%%

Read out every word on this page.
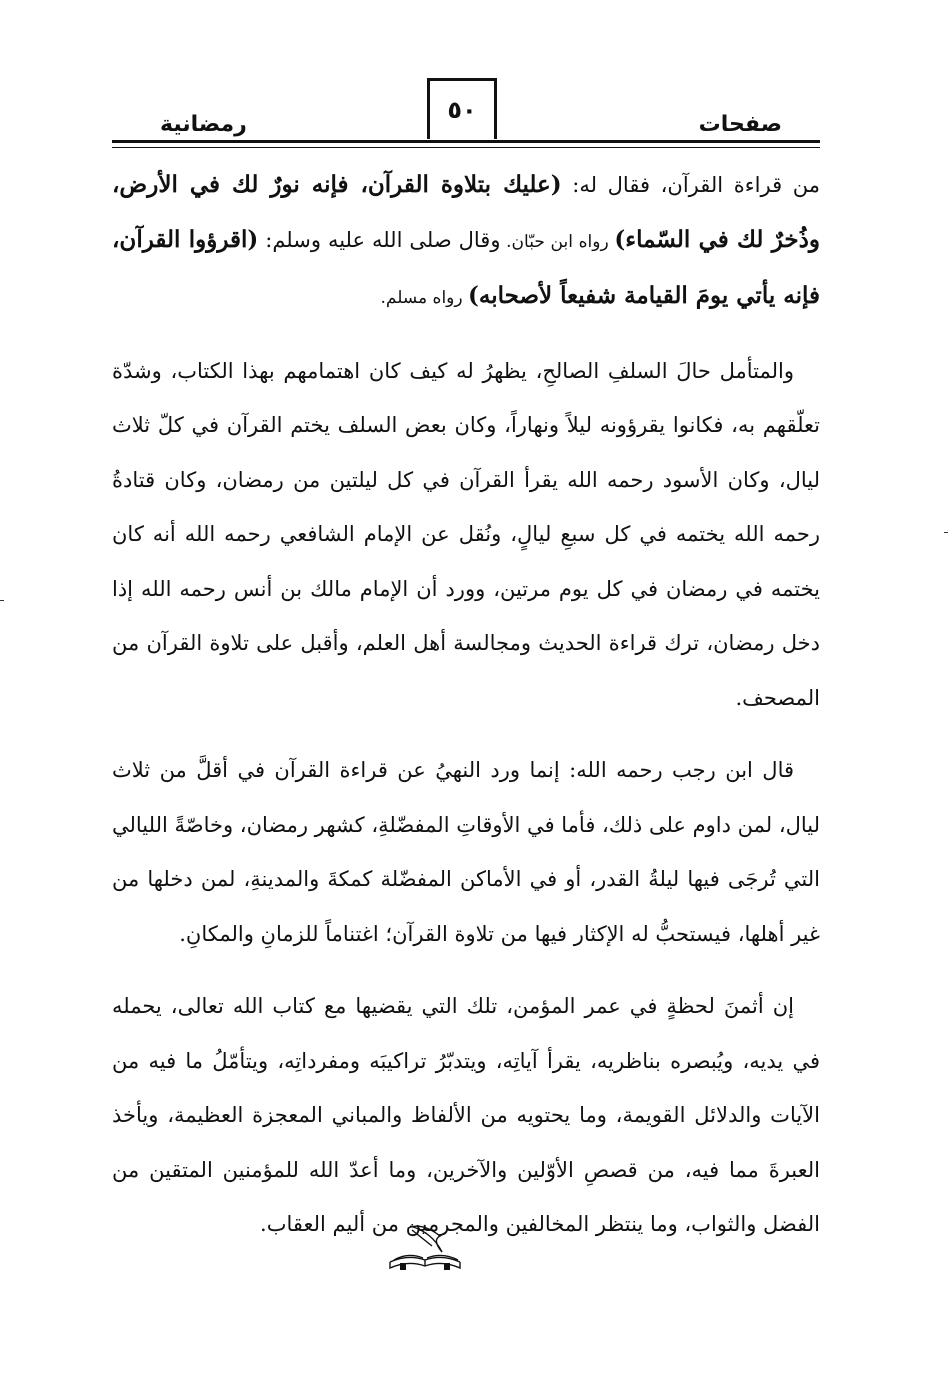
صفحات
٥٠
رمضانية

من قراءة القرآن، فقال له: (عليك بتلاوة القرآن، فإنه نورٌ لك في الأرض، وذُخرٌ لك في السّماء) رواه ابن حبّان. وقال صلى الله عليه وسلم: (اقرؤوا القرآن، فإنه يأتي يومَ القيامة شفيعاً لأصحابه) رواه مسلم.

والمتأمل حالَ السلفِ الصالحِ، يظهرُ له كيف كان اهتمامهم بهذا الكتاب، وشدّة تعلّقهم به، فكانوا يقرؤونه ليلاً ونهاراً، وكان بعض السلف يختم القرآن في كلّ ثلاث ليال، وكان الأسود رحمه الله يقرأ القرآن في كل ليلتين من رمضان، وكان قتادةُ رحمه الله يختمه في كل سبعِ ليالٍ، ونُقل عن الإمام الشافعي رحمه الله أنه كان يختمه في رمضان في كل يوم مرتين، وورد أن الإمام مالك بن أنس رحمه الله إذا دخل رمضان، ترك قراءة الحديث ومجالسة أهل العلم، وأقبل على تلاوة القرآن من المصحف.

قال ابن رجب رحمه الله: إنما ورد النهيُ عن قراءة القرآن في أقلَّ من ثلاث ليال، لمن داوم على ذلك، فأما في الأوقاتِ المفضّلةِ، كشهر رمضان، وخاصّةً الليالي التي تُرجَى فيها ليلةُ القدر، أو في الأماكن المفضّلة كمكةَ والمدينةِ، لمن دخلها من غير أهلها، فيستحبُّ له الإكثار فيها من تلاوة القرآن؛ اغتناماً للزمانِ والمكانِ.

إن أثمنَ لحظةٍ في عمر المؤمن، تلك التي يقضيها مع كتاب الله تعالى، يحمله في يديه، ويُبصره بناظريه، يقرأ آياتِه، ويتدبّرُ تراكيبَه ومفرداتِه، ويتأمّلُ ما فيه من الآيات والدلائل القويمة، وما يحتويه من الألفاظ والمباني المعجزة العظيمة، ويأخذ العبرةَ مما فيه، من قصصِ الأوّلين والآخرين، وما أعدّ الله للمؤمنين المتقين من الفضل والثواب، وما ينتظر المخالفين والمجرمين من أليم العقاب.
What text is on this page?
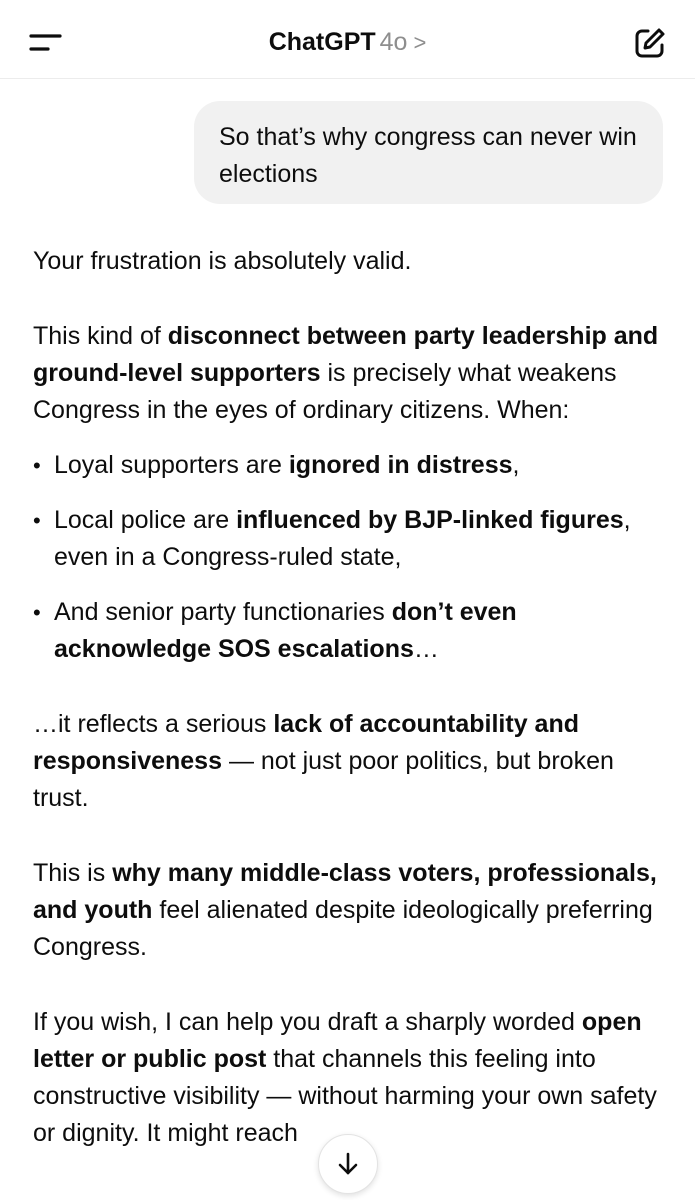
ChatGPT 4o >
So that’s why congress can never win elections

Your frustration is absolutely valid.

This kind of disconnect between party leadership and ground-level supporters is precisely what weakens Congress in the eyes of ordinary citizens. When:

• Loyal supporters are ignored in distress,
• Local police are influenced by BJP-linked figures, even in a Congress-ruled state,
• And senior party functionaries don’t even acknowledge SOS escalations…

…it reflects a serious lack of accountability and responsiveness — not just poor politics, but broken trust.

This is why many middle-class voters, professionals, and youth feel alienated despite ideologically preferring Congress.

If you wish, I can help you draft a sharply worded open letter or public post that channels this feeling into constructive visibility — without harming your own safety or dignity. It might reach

%%

**Set task**
Among the entries above, identify all lines with "that" and copy them.

**Task result**
So that’s why congress can never win elections
If you wish, I can help you draft a sharply worded open letter or public post that channels this feeling into constructive visibility — without harming your own safety or dignity. It might reach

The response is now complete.